What follows is a set of records, each of which is to be written out exactly.

▬▬▬▬▬▬▬▬▬▬

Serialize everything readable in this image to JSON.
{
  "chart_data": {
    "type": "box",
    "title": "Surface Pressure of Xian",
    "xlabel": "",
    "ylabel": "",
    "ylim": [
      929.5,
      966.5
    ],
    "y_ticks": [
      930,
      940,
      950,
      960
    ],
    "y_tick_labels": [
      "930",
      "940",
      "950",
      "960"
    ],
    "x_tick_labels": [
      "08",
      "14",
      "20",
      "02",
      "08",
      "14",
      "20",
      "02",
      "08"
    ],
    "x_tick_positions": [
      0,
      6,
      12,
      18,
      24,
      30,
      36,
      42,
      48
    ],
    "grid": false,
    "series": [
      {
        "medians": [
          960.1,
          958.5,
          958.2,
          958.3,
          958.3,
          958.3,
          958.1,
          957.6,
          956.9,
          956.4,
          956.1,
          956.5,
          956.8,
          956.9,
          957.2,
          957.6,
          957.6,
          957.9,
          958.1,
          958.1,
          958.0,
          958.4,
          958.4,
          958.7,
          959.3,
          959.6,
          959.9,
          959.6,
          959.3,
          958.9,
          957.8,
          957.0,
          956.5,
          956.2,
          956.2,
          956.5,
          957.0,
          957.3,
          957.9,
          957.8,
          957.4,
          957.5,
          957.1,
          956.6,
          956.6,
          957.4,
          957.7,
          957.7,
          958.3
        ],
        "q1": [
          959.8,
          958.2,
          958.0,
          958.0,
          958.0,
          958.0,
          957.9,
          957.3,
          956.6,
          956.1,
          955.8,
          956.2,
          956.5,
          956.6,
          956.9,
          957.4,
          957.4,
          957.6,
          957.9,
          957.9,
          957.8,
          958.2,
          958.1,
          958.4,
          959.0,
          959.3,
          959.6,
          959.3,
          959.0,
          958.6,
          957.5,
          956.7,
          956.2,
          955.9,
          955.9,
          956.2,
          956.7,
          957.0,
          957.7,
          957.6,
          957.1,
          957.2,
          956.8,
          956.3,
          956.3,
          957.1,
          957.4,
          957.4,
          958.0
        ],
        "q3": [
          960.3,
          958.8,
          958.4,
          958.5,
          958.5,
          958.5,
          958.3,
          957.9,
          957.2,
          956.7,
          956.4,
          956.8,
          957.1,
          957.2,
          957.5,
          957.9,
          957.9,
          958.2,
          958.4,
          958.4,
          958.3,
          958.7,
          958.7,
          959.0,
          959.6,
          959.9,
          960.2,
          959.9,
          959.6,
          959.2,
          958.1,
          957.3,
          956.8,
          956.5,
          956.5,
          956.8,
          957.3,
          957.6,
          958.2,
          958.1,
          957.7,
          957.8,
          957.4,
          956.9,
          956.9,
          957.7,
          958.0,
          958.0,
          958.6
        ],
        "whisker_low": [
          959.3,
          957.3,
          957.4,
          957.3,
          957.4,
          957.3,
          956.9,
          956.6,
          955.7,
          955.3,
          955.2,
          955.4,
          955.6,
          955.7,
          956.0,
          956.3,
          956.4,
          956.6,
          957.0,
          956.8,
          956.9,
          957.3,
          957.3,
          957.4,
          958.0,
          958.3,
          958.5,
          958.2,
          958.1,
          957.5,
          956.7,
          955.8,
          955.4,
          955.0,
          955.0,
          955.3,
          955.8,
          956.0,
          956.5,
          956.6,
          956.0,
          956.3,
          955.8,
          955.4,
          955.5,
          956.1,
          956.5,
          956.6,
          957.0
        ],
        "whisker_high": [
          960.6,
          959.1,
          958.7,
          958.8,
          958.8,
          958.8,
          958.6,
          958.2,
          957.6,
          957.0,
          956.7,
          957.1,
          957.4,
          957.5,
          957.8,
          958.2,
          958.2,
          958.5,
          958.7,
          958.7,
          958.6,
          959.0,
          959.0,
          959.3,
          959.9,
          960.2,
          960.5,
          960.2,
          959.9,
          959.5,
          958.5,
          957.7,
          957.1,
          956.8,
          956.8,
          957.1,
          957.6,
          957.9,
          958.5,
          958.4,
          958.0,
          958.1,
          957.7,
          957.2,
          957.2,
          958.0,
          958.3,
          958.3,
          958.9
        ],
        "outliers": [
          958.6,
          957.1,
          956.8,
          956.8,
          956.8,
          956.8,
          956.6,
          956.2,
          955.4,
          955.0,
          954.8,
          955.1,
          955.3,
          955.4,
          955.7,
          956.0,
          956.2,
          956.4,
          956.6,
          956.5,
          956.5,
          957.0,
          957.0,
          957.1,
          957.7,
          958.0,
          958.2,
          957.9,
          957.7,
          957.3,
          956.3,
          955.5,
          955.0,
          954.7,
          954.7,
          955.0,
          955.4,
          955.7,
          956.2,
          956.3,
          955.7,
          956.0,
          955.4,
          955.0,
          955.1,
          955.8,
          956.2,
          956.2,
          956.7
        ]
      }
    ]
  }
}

▬▬▬▬▬▬▬▬▬▬

**Result below:**
Serialize everything readable in this image to JSON.
{
  "chart_data": {
    "type": "box",
    "title": "Surface Pressure of Xian",
    "xlabel": "",
    "ylabel": "",
    "ylim": [
      929.5,
      966.5
    ],
    "y_ticks": [
      930,
      940,
      950,
      960
    ],
    "y_tick_labels": [
      "930",
      "940",
      "950",
      "960"
    ],
    "x_tick_labels": [
      "08",
      "14",
      "20",
      "02",
      "08",
      "14",
      "20",
      "02",
      "08"
    ],
    "x_tick_positions": [
      0,
      6,
      12,
      18,
      24,
      30,
      36,
      42,
      48
    ],
    "grid": false,
    "series": [
      {
        "medians": [
          960.1,
          958.5,
          958.2,
          958.3,
          958.3,
          958.3,
          958.1,
          957.6,
          956.9,
          956.4,
          956.1,
          956.5,
          956.8,
          956.9,
          957.2,
          957.6,
          957.6,
          957.9,
          958.1,
          958.1,
          958.0,
          958.4,
          958.4,
          958.7,
          959.3,
          959.6,
          959.9,
          959.6,
          959.3,
          958.9,
          957.8,
          957.0,
          956.5,
          956.2,
          956.2,
          956.5,
          957.0,
          957.3,
          957.9,
          957.8,
          957.4,
          957.5,
          957.1,
          956.6,
          956.6,
          957.4,
          957.7,
          957.7,
          958.3
        ],
        "q1": [
          959.8,
          958.2,
          958.0,
          958.0,
          958.0,
          958.0,
          957.9,
          957.3,
          956.6,
          956.1,
          955.8,
          956.2,
          956.5,
          956.6,
          956.9,
          957.4,
          957.4,
          957.6,
          957.9,
          957.9,
          957.8,
          958.2,
          958.1,
          958.4,
          959.0,
          959.3,
          959.6,
          959.3,
          959.0,
          958.6,
          957.5,
          956.7,
          956.2,
          955.9,
          955.9,
          956.2,
          956.7,
          957.0,
          957.7,
          957.6,
          957.1,
          957.2,
          956.8,
          956.3,
          956.3,
          957.1,
          957.4,
          957.4,
          958.0
        ],
        "q3": [
          960.3,
          958.8,
          958.4,
          958.5,
          958.5,
          958.5,
          958.3,
          957.9,
          957.2,
          956.7,
          956.4,
          956.8,
          957.1,
          957.2,
          957.5,
          957.9,
          957.9,
          958.2,
          958.4,
          958.4,
          958.3,
          958.7,
          958.7,
          959.0,
          959.6,
          959.9,
          960.2,
          959.9,
          959.6,
          959.2,
          958.1,
          957.3,
          956.8,
          956.5,
          956.5,
          956.8,
          957.3,
          957.6,
          958.2,
          958.1,
          957.7,
          957.8,
          957.4,
          956.9,
          956.9,
          957.7,
          958.0,
          958.0,
          958.6
        ],
        "whisker_low": [
          959.3,
          957.3,
          957.4,
          957.3,
          957.4,
          957.3,
          956.9,
          956.6,
          955.7,
          955.3,
          955.2,
          955.4,
          955.6,
          955.7,
          956.0,
          956.3,
          956.4,
          956.6,
          957.0,
          956.8,
          956.9,
          957.3,
          957.3,
          957.4,
          958.0,
          958.3,
          958.5,
          958.2,
          958.1,
          957.5,
          956.7,
          955.8,
          955.4,
          955.0,
          955.0,
          955.3,
          955.8,
          956.0,
          956.5,
          956.6,
          956.0,
          956.3,
          955.8,
          955.4,
          955.5,
          956.1,
          956.5,
          956.6,
          957.0
        ],
        "whisker_high": [
          960.6,
          959.1,
          958.7,
          958.8,
          958.8,
          958.8,
          958.6,
          958.2,
          957.6,
          957.0,
          956.7,
          957.1,
          957.4,
          957.5,
          957.8,
          958.2,
          958.2,
          958.5,
          958.7,
          958.7,
          958.6,
          959.0,
          959.0,
          959.3,
          959.9,
          960.2,
          960.5,
          960.2,
          959.9,
          959.5,
          958.5,
          957.7,
          957.1,
          956.8,
          956.8,
          957.1,
          957.6,
          957.9,
          958.5,
          958.4,
          958.0,
          958.1,
          957.7,
          957.2,
          957.2,
          958.0,
          958.3,
          958.3,
          958.9
        ],
        "outliers": [
          958.6,
          957.1,
          956.8,
          956.8,
          956.8,
          956.8,
          956.6,
          956.2,
          955.4,
          955.0,
          954.8,
          955.1,
          955.3,
          955.4,
          955.7,
          956.0,
          956.2,
          956.4,
          956.6,
          956.5,
          956.5,
          957.0,
          957.0,
          957.1,
          957.7,
          958.0,
          958.2,
          957.9,
          957.7,
          957.3,
          956.3,
          955.5,
          955.0,
          954.7,
          954.7,
          955.0,
          955.4,
          955.7,
          956.2,
          956.3,
          955.7,
          956.0,
          955.4,
          955.0,
          955.1,
          955.8,
          956.2,
          956.2,
          956.7
        ]
      }
    ]
  }
}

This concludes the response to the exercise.